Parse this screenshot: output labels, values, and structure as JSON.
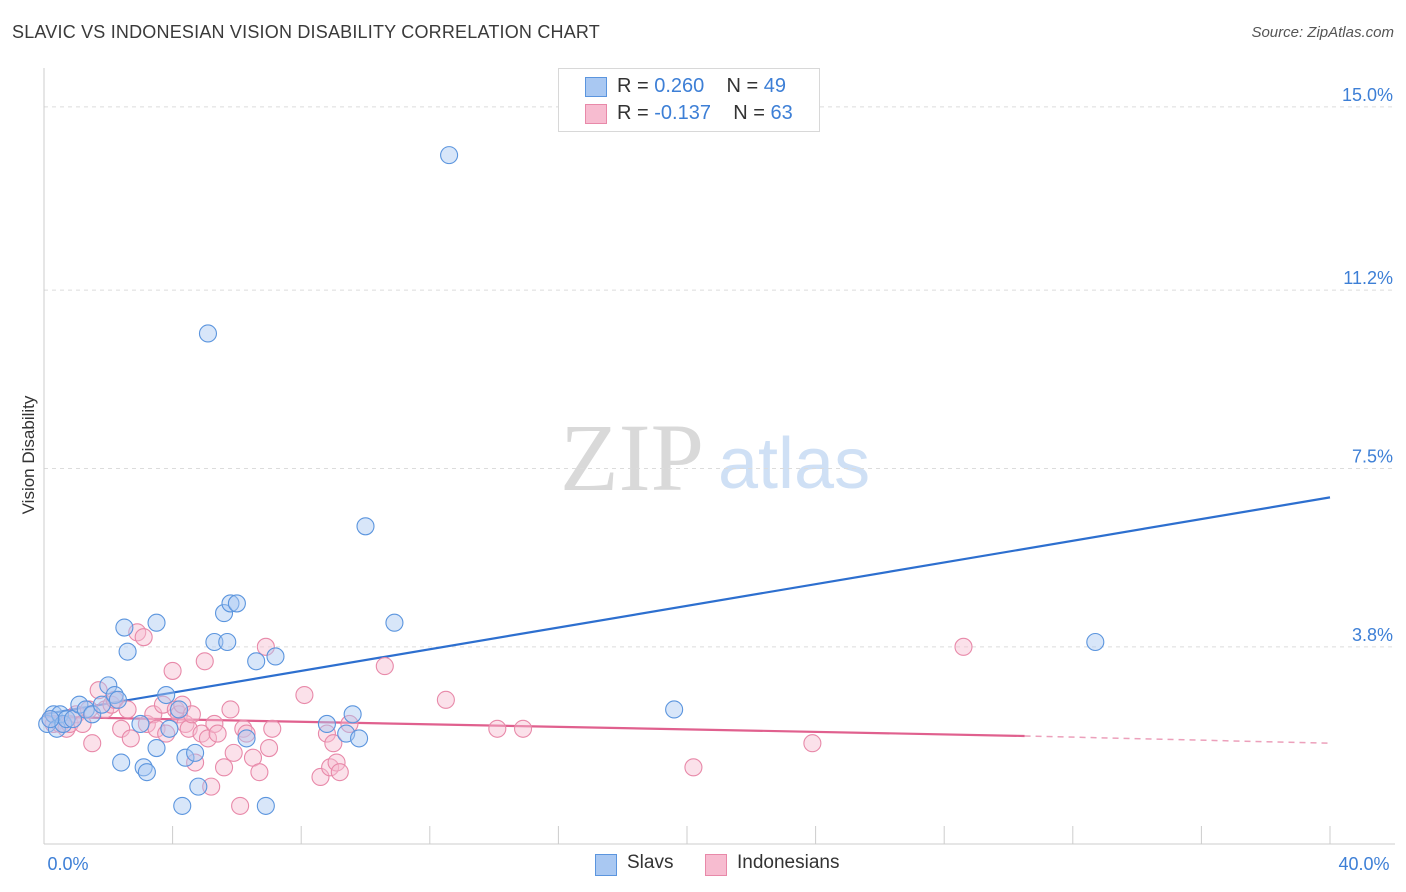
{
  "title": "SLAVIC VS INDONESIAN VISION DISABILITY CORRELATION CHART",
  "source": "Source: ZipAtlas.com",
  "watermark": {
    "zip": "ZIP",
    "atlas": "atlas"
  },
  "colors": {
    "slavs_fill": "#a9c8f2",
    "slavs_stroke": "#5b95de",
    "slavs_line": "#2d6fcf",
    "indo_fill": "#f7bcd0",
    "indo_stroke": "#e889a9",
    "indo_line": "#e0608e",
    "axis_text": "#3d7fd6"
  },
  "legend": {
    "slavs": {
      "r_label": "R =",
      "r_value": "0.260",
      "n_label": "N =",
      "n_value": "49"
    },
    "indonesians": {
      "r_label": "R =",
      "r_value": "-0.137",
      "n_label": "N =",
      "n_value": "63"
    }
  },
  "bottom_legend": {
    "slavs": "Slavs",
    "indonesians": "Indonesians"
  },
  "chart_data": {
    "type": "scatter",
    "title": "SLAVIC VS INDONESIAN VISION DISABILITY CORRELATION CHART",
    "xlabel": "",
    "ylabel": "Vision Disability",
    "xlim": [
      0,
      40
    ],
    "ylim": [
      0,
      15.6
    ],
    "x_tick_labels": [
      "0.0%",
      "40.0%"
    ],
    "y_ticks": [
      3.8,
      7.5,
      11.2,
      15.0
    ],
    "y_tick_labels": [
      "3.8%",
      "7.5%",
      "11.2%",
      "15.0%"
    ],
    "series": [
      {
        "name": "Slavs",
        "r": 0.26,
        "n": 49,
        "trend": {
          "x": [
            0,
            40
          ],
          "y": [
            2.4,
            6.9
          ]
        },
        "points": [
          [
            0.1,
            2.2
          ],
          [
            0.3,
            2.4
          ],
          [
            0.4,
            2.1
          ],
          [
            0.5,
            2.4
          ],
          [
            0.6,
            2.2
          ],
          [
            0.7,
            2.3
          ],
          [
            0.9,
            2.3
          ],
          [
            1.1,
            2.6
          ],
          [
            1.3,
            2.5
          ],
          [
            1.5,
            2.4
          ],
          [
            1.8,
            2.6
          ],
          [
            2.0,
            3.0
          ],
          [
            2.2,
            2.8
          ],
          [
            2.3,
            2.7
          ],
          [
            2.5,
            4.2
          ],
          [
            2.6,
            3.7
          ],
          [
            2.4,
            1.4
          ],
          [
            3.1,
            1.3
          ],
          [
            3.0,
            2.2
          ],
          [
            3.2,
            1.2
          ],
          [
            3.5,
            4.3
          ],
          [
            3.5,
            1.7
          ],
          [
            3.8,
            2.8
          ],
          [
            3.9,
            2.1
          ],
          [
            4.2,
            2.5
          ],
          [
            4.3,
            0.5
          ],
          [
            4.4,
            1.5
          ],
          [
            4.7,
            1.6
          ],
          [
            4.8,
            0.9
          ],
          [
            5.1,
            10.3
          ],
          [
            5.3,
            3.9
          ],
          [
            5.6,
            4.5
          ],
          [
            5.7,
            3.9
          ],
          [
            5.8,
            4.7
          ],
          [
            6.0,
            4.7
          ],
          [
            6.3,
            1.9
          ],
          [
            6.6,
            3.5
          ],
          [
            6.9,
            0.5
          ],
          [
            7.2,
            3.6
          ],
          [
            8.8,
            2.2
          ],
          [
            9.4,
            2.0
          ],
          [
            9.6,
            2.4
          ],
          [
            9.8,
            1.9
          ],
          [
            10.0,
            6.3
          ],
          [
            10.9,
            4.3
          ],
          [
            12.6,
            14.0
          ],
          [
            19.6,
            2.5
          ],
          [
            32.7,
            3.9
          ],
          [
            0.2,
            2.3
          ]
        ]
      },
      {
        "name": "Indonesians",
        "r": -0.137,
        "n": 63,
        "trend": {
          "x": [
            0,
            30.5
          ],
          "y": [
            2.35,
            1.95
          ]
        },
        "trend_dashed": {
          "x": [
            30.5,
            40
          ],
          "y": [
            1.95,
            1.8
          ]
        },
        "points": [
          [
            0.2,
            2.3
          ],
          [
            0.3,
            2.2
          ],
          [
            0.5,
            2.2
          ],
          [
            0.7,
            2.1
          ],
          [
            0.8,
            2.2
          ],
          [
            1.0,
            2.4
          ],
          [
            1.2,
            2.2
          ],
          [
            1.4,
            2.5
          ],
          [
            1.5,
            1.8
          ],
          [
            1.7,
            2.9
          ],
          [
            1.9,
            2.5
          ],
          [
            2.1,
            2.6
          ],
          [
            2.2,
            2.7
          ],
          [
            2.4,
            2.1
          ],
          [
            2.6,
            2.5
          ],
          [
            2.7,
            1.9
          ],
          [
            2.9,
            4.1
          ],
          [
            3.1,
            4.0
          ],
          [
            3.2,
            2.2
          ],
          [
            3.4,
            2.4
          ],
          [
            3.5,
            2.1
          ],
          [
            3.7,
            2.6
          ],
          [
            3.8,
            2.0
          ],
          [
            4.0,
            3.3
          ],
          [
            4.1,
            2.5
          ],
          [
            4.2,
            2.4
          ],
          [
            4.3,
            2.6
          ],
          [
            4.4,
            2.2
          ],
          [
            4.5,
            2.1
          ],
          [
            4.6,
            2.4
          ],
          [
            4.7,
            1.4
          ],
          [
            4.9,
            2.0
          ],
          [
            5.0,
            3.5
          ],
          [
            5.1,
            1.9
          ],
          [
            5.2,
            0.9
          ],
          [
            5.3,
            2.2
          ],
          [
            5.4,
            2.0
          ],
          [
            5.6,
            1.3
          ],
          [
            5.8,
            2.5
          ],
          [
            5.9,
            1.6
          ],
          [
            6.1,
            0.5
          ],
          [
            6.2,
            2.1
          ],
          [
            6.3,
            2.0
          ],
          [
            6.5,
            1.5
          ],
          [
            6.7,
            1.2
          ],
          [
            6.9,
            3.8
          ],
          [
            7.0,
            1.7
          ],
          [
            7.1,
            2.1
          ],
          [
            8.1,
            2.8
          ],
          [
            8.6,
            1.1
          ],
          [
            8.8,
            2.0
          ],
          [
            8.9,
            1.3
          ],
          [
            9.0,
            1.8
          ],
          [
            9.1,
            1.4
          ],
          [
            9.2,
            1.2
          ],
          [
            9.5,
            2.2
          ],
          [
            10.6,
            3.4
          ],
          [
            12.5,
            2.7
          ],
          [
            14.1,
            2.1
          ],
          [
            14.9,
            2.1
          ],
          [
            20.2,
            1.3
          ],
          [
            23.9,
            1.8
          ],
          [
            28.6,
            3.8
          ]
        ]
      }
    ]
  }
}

------------

Drop the images and repeat the data exactly.

Written response:
Parse this screenshot: output labels, values, and structure as JSON.
{
  "title": "SLAVIC VS INDONESIAN VISION DISABILITY CORRELATION CHART",
  "source": "Source: ZipAtlas.com",
  "watermark": {
    "zip": "ZIP",
    "atlas": "atlas"
  },
  "colors": {
    "slavs_fill": "#a9c8f2",
    "slavs_stroke": "#5b95de",
    "slavs_line": "#2d6fcf",
    "indo_fill": "#f7bcd0",
    "indo_stroke": "#e889a9",
    "indo_line": "#e0608e",
    "axis_text": "#3d7fd6"
  },
  "legend": {
    "slavs": {
      "r_label": "R =",
      "r_value": "0.260",
      "n_label": "N =",
      "n_value": "49"
    },
    "indonesians": {
      "r_label": "R =",
      "r_value": "-0.137",
      "n_label": "N =",
      "n_value": "63"
    }
  },
  "bottom_legend": {
    "slavs": "Slavs",
    "indonesians": "Indonesians"
  },
  "chart_data": {
    "type": "scatter",
    "title": "SLAVIC VS INDONESIAN VISION DISABILITY CORRELATION CHART",
    "xlabel": "",
    "ylabel": "Vision Disability",
    "xlim": [
      0,
      40
    ],
    "ylim": [
      0,
      15.6
    ],
    "x_tick_labels": [
      "0.0%",
      "40.0%"
    ],
    "y_ticks": [
      3.8,
      7.5,
      11.2,
      15.0
    ],
    "y_tick_labels": [
      "3.8%",
      "7.5%",
      "11.2%",
      "15.0%"
    ],
    "series": [
      {
        "name": "Slavs",
        "r": 0.26,
        "n": 49,
        "trend": {
          "x": [
            0,
            40
          ],
          "y": [
            2.4,
            6.9
          ]
        },
        "points": [
          [
            0.1,
            2.2
          ],
          [
            0.3,
            2.4
          ],
          [
            0.4,
            2.1
          ],
          [
            0.5,
            2.4
          ],
          [
            0.6,
            2.2
          ],
          [
            0.7,
            2.3
          ],
          [
            0.9,
            2.3
          ],
          [
            1.1,
            2.6
          ],
          [
            1.3,
            2.5
          ],
          [
            1.5,
            2.4
          ],
          [
            1.8,
            2.6
          ],
          [
            2.0,
            3.0
          ],
          [
            2.2,
            2.8
          ],
          [
            2.3,
            2.7
          ],
          [
            2.5,
            4.2
          ],
          [
            2.6,
            3.7
          ],
          [
            2.4,
            1.4
          ],
          [
            3.1,
            1.3
          ],
          [
            3.0,
            2.2
          ],
          [
            3.2,
            1.2
          ],
          [
            3.5,
            4.3
          ],
          [
            3.5,
            1.7
          ],
          [
            3.8,
            2.8
          ],
          [
            3.9,
            2.1
          ],
          [
            4.2,
            2.5
          ],
          [
            4.3,
            0.5
          ],
          [
            4.4,
            1.5
          ],
          [
            4.7,
            1.6
          ],
          [
            4.8,
            0.9
          ],
          [
            5.1,
            10.3
          ],
          [
            5.3,
            3.9
          ],
          [
            5.6,
            4.5
          ],
          [
            5.7,
            3.9
          ],
          [
            5.8,
            4.7
          ],
          [
            6.0,
            4.7
          ],
          [
            6.3,
            1.9
          ],
          [
            6.6,
            3.5
          ],
          [
            6.9,
            0.5
          ],
          [
            7.2,
            3.6
          ],
          [
            8.8,
            2.2
          ],
          [
            9.4,
            2.0
          ],
          [
            9.6,
            2.4
          ],
          [
            9.8,
            1.9
          ],
          [
            10.0,
            6.3
          ],
          [
            10.9,
            4.3
          ],
          [
            12.6,
            14.0
          ],
          [
            19.6,
            2.5
          ],
          [
            32.7,
            3.9
          ],
          [
            0.2,
            2.3
          ]
        ]
      },
      {
        "name": "Indonesians",
        "r": -0.137,
        "n": 63,
        "trend": {
          "x": [
            0,
            30.5
          ],
          "y": [
            2.35,
            1.95
          ]
        },
        "trend_dashed": {
          "x": [
            30.5,
            40
          ],
          "y": [
            1.95,
            1.8
          ]
        },
        "points": [
          [
            0.2,
            2.3
          ],
          [
            0.3,
            2.2
          ],
          [
            0.5,
            2.2
          ],
          [
            0.7,
            2.1
          ],
          [
            0.8,
            2.2
          ],
          [
            1.0,
            2.4
          ],
          [
            1.2,
            2.2
          ],
          [
            1.4,
            2.5
          ],
          [
            1.5,
            1.8
          ],
          [
            1.7,
            2.9
          ],
          [
            1.9,
            2.5
          ],
          [
            2.1,
            2.6
          ],
          [
            2.2,
            2.7
          ],
          [
            2.4,
            2.1
          ],
          [
            2.6,
            2.5
          ],
          [
            2.7,
            1.9
          ],
          [
            2.9,
            4.1
          ],
          [
            3.1,
            4.0
          ],
          [
            3.2,
            2.2
          ],
          [
            3.4,
            2.4
          ],
          [
            3.5,
            2.1
          ],
          [
            3.7,
            2.6
          ],
          [
            3.8,
            2.0
          ],
          [
            4.0,
            3.3
          ],
          [
            4.1,
            2.5
          ],
          [
            4.2,
            2.4
          ],
          [
            4.3,
            2.6
          ],
          [
            4.4,
            2.2
          ],
          [
            4.5,
            2.1
          ],
          [
            4.6,
            2.4
          ],
          [
            4.7,
            1.4
          ],
          [
            4.9,
            2.0
          ],
          [
            5.0,
            3.5
          ],
          [
            5.1,
            1.9
          ],
          [
            5.2,
            0.9
          ],
          [
            5.3,
            2.2
          ],
          [
            5.4,
            2.0
          ],
          [
            5.6,
            1.3
          ],
          [
            5.8,
            2.5
          ],
          [
            5.9,
            1.6
          ],
          [
            6.1,
            0.5
          ],
          [
            6.2,
            2.1
          ],
          [
            6.3,
            2.0
          ],
          [
            6.5,
            1.5
          ],
          [
            6.7,
            1.2
          ],
          [
            6.9,
            3.8
          ],
          [
            7.0,
            1.7
          ],
          [
            7.1,
            2.1
          ],
          [
            8.1,
            2.8
          ],
          [
            8.6,
            1.1
          ],
          [
            8.8,
            2.0
          ],
          [
            8.9,
            1.3
          ],
          [
            9.0,
            1.8
          ],
          [
            9.1,
            1.4
          ],
          [
            9.2,
            1.2
          ],
          [
            9.5,
            2.2
          ],
          [
            10.6,
            3.4
          ],
          [
            12.5,
            2.7
          ],
          [
            14.1,
            2.1
          ],
          [
            14.9,
            2.1
          ],
          [
            20.2,
            1.3
          ],
          [
            23.9,
            1.8
          ],
          [
            28.6,
            3.8
          ]
        ]
      }
    ]
  }
}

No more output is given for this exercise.